PROBLEM REQUIREMENTS. Return each line of the records holding the string "name".

**** DATA IN THIS EXERCISE

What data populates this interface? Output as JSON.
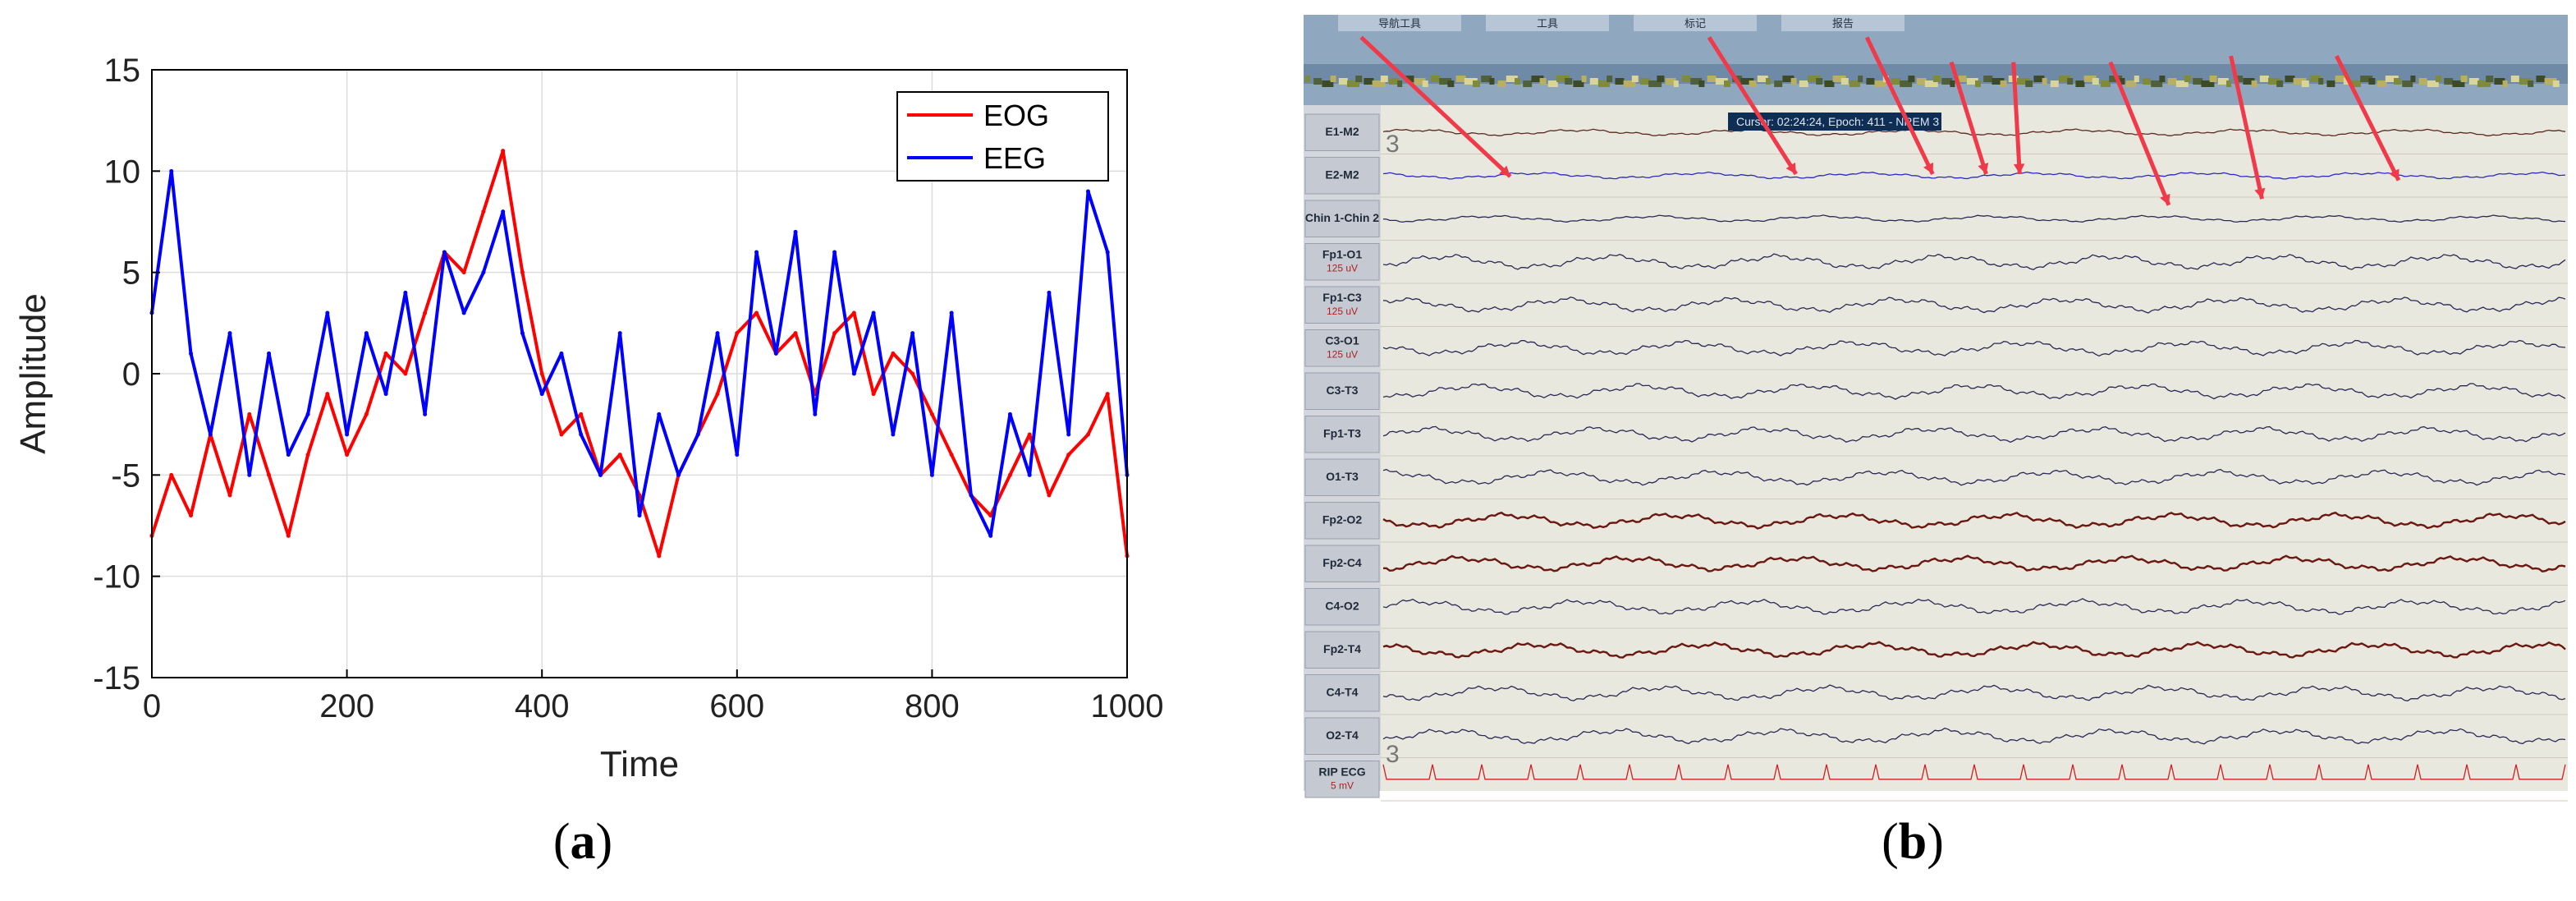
{
  "captions": {
    "a_open": "(",
    "a_letter": "a",
    "a_close": ")",
    "b_open": "(",
    "b_letter": "b",
    "b_close": ")"
  },
  "chart_data": {
    "type": "line",
    "xlabel": "Time",
    "ylabel": "Amplitude",
    "xlim": [
      0,
      1000
    ],
    "ylim": [
      -15,
      15
    ],
    "xticks": [
      0,
      200,
      400,
      600,
      800,
      1000
    ],
    "yticks": [
      -15,
      -10,
      -5,
      0,
      5,
      10,
      15
    ],
    "grid": true,
    "legend": "top-right",
    "series": [
      {
        "name": "EOG",
        "color": "#ff0000",
        "x": [
          0,
          20,
          40,
          60,
          80,
          100,
          120,
          140,
          160,
          180,
          200,
          220,
          240,
          260,
          280,
          300,
          320,
          340,
          360,
          380,
          400,
          420,
          440,
          460,
          480,
          500,
          520,
          540,
          560,
          580,
          600,
          620,
          640,
          660,
          680,
          700,
          720,
          740,
          760,
          780,
          800,
          820,
          840,
          860,
          880,
          900,
          920,
          940,
          960,
          980,
          1000
        ],
        "y": [
          -8,
          -5,
          -7,
          -3,
          -6,
          -2,
          -5,
          -8,
          -4,
          -1,
          -4,
          -2,
          1,
          0,
          3,
          6,
          5,
          8,
          11,
          5,
          0,
          -3,
          -2,
          -5,
          -4,
          -6,
          -9,
          -5,
          -3,
          -1,
          2,
          3,
          1,
          2,
          -1,
          2,
          3,
          -1,
          1,
          0,
          -2,
          -4,
          -6,
          -7,
          -5,
          -3,
          -6,
          -4,
          -3,
          -1,
          -9
        ]
      },
      {
        "name": "EEG",
        "color": "#0000ff",
        "x": [
          0,
          20,
          40,
          60,
          80,
          100,
          120,
          140,
          160,
          180,
          200,
          220,
          240,
          260,
          280,
          300,
          320,
          340,
          360,
          380,
          400,
          420,
          440,
          460,
          480,
          500,
          520,
          540,
          560,
          580,
          600,
          620,
          640,
          660,
          680,
          700,
          720,
          740,
          760,
          780,
          800,
          820,
          840,
          860,
          880,
          900,
          920,
          940,
          960,
          980,
          1000
        ],
        "y": [
          3,
          10,
          1,
          -3,
          2,
          -5,
          1,
          -4,
          -2,
          3,
          -3,
          2,
          -1,
          4,
          -2,
          6,
          3,
          5,
          8,
          2,
          -1,
          1,
          -3,
          -5,
          2,
          -7,
          -2,
          -5,
          -3,
          2,
          -4,
          6,
          1,
          7,
          -2,
          6,
          0,
          3,
          -3,
          2,
          -5,
          3,
          -6,
          -8,
          -2,
          -5,
          4,
          -3,
          9,
          6,
          -5
        ]
      }
    ]
  },
  "eeg_screen": {
    "menu_tabs": [
      "导航工具",
      "工具",
      "标记",
      "报告"
    ],
    "cursor_readout": "Cursor: 02:24:24, Epoch: 411 - NREM 3",
    "scale_marker": "3",
    "channels": [
      {
        "label": "E1-M2",
        "sub": ""
      },
      {
        "label": "E2-M2",
        "sub": ""
      },
      {
        "label": "Chin 1-Chin 2",
        "sub": ""
      },
      {
        "label": "Fp1-O1",
        "sub": "125 uV"
      },
      {
        "label": "Fp1-C3",
        "sub": "125 uV"
      },
      {
        "label": "C3-O1",
        "sub": "125 uV"
      },
      {
        "label": "C3-T3",
        "sub": ""
      },
      {
        "label": "Fp1-T3",
        "sub": ""
      },
      {
        "label": "O1-T3",
        "sub": ""
      },
      {
        "label": "Fp2-O2",
        "sub": ""
      },
      {
        "label": "Fp2-C4",
        "sub": ""
      },
      {
        "label": "C4-O2",
        "sub": ""
      },
      {
        "label": "Fp2-T4",
        "sub": ""
      },
      {
        "label": "C4-T4",
        "sub": ""
      },
      {
        "label": "O2-T4",
        "sub": ""
      },
      {
        "label": "RIP ECG",
        "sub": "5 mV"
      }
    ]
  }
}
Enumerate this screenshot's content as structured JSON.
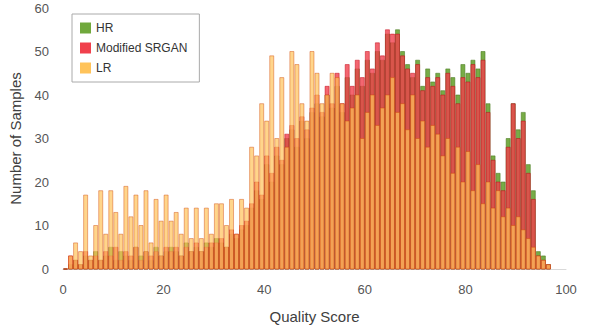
{
  "chart_data": {
    "type": "histogram",
    "x_label": "Quality Score",
    "y_label": "Number of Samples",
    "bins": [
      0,
      1,
      2,
      3,
      4,
      5,
      6,
      7,
      8,
      9,
      10,
      11,
      12,
      13,
      14,
      15,
      16,
      17,
      18,
      19,
      20,
      21,
      22,
      23,
      24,
      25,
      26,
      27,
      28,
      29,
      30,
      31,
      32,
      33,
      34,
      35,
      36,
      37,
      38,
      39,
      40,
      41,
      42,
      43,
      44,
      45,
      46,
      47,
      48,
      49,
      50,
      51,
      52,
      53,
      54,
      55,
      56,
      57,
      58,
      59,
      60,
      61,
      62,
      63,
      64,
      65,
      66,
      67,
      68,
      69,
      70,
      71,
      72,
      73,
      74,
      75,
      76,
      77,
      78,
      79,
      80,
      81,
      82,
      83,
      84,
      85,
      86,
      87,
      88,
      89,
      90,
      91,
      92,
      93,
      94,
      95,
      96,
      97
    ],
    "series": [
      {
        "name": "HR",
        "color": "#70a83c",
        "values": [
          0,
          1,
          2,
          1,
          3,
          2,
          4,
          2,
          3,
          5,
          2,
          4,
          3,
          2,
          5,
          3,
          4,
          2,
          5,
          3,
          4,
          5,
          4,
          3,
          6,
          4,
          5,
          4,
          6,
          5,
          7,
          6,
          5,
          8,
          7,
          9,
          10,
          14,
          18,
          16,
          24,
          20,
          26,
          24,
          30,
          32,
          28,
          34,
          30,
          36,
          38,
          35,
          40,
          37,
          42,
          36,
          44,
          40,
          46,
          42,
          48,
          45,
          50,
          48,
          54,
          52,
          55,
          50,
          47,
          44,
          48,
          42,
          46,
          43,
          45,
          41,
          46,
          44,
          40,
          47,
          45,
          48,
          46,
          50,
          38,
          26,
          22,
          20,
          30,
          38,
          32,
          36,
          24,
          18,
          4,
          3,
          1
        ]
      },
      {
        "name": "Modified SRGAN",
        "color": "#f0404c",
        "values": [
          0,
          3,
          2,
          1,
          4,
          2,
          3,
          2,
          4,
          3,
          5,
          2,
          4,
          3,
          5,
          2,
          4,
          3,
          4,
          3,
          5,
          4,
          5,
          3,
          5,
          4,
          6,
          4,
          5,
          6,
          6,
          7,
          5,
          9,
          8,
          10,
          11,
          15,
          20,
          17,
          26,
          22,
          28,
          25,
          31,
          33,
          30,
          35,
          32,
          37,
          40,
          36,
          42,
          38,
          45,
          38,
          47,
          42,
          48,
          44,
          50,
          46,
          52,
          49,
          55,
          54,
          54,
          49,
          46,
          45,
          47,
          41,
          44,
          42,
          44,
          40,
          45,
          42,
          38,
          44,
          43,
          47,
          44,
          48,
          36,
          25,
          20,
          18,
          28,
          38,
          30,
          34,
          22,
          16,
          3,
          2,
          1
        ]
      },
      {
        "name": "LR",
        "color": "#ffc35a",
        "values": [
          0,
          3,
          6,
          4,
          17,
          3,
          10,
          18,
          8,
          18,
          13,
          8,
          19,
          12,
          17,
          10,
          18,
          6,
          16,
          11,
          17,
          11,
          13,
          8,
          14,
          7,
          14,
          7,
          14,
          8,
          15,
          15,
          10,
          16,
          8,
          16,
          14,
          28,
          26,
          38,
          34,
          49,
          30,
          44,
          28,
          50,
          47,
          38,
          34,
          50,
          45,
          38,
          40,
          45,
          44,
          38,
          34,
          37,
          40,
          30,
          36,
          40,
          33,
          37,
          40,
          44,
          36,
          38,
          32,
          40,
          30,
          34,
          28,
          33,
          31,
          26,
          30,
          22,
          28,
          20,
          27,
          18,
          24,
          15,
          20,
          14,
          18,
          12,
          14,
          10,
          12,
          9,
          7,
          5,
          3,
          2,
          1
        ]
      }
    ],
    "xlim": [
      0,
      100
    ],
    "xticks": [
      0,
      20,
      40,
      60,
      80,
      100
    ],
    "ylim": [
      0,
      60
    ],
    "yticks": [
      0,
      10,
      20,
      30,
      40,
      50,
      60
    ],
    "grid": false,
    "legend": "upper left"
  }
}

********

SOLVED PROBLEM.
        "name": "EOG",
        "name": "EEG",
        "name": "HR",
        "name": "Modified SRGAN",
        "name": "LR",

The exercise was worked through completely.